__Exercise objective__: Transcribe all of the records precisely as they are presented.

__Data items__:
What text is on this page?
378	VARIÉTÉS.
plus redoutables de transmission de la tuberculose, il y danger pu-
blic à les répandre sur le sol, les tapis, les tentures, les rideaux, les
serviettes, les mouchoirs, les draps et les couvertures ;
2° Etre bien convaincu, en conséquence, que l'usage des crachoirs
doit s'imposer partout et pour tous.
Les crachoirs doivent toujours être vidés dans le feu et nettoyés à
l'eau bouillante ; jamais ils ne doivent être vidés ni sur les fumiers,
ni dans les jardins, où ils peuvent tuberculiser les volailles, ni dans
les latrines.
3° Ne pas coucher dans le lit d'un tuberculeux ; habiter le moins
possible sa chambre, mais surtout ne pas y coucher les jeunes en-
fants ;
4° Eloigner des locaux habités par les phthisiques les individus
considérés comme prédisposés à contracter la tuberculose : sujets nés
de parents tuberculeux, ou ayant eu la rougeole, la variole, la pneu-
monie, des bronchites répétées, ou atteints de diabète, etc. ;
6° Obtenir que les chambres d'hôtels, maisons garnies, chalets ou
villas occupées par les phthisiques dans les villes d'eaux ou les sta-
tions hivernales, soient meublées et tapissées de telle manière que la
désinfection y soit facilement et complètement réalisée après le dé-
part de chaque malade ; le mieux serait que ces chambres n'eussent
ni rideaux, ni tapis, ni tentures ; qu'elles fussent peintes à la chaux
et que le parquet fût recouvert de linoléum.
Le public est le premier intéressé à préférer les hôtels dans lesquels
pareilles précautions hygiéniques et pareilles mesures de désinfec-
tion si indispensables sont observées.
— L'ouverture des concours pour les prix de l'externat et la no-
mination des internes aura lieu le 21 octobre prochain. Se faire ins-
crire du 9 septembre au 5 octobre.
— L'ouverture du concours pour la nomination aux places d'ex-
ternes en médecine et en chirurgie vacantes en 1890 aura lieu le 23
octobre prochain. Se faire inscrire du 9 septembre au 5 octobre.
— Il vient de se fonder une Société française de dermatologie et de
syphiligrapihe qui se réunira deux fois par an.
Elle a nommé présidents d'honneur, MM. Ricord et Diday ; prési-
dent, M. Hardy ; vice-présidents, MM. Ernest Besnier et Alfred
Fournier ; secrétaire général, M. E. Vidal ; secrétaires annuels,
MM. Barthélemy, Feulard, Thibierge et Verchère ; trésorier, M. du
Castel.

__Exercise result__:
What text is on this page?
378	VARIÉTÉS.
plus redoutables de transmission de la tuberculose, il y danger pu-
blic à les répandre sur le sol, les tapis, les tentures, les rideaux, les
serviettes, les mouchoirs, les draps et les couvertures ;
2° Etre bien convaincu, en conséquence, que l'usage des crachoirs
doit s'imposer partout et pour tous.
Les crachoirs doivent toujours être vidés dans le feu et nettoyés à
l'eau bouillante ; jamais ils ne doivent être vidés ni sur les fumiers,
ni dans les jardins, où ils peuvent tuberculiser les volailles, ni dans
les latrines.
3° Ne pas coucher dans le lit d'un tuberculeux ; habiter le moins
possible sa chambre, mais surtout ne pas y coucher les jeunes en-
fants ;
4° Eloigner des locaux habités par les phthisiques les individus
considérés comme prédisposés à contracter la tuberculose : sujets nés
de parents tuberculeux, ou ayant eu la rougeole, la variole, la pneu-
monie, des bronchites répétées, ou atteints de diabète, etc. ;
6° Obtenir que les chambres d'hôtels, maisons garnies, chalets ou
villas occupées par les phthisiques dans les villes d'eaux ou les sta-
tions hivernales, soient meublées et tapissées de telle manière que la
désinfection y soit facilement et complètement réalisée après le dé-
part de chaque malade ; le mieux serait que ces chambres n'eussent
ni rideaux, ni tapis, ni tentures ; qu'elles fussent peintes à la chaux
et que le parquet fût recouvert de linoléum.
Le public est le premier intéressé à préférer les hôtels dans lesquels
pareilles précautions hygiéniques et pareilles mesures de désinfec-
tion si indispensables sont observées.
— L'ouverture des concours pour les prix de l'externat et la no-
mination des internes aura lieu le 21 octobre prochain. Se faire ins-
crire du 9 septembre au 5 octobre.
— L'ouverture du concours pour la nomination aux places d'ex-
ternes en médecine et en chirurgie vacantes en 1890 aura lieu le 23
octobre prochain. Se faire inscrire du 9 septembre au 5 octobre.
— Il vient de se fonder une Société française de dermatologie et de
syphiligrapihe qui se réunira deux fois par an.
Elle a nommé présidents d'honneur, MM. Ricord et Diday ; prési-
dent, M. Hardy ; vice-présidents, MM. Ernest Besnier et Alfred
Fournier ; secrétaire général, M. E. Vidal ; secrétaires annuels,
MM. Barthélemy, Feulard, Thibierge et Verchère ; trésorier, M. du
Castel.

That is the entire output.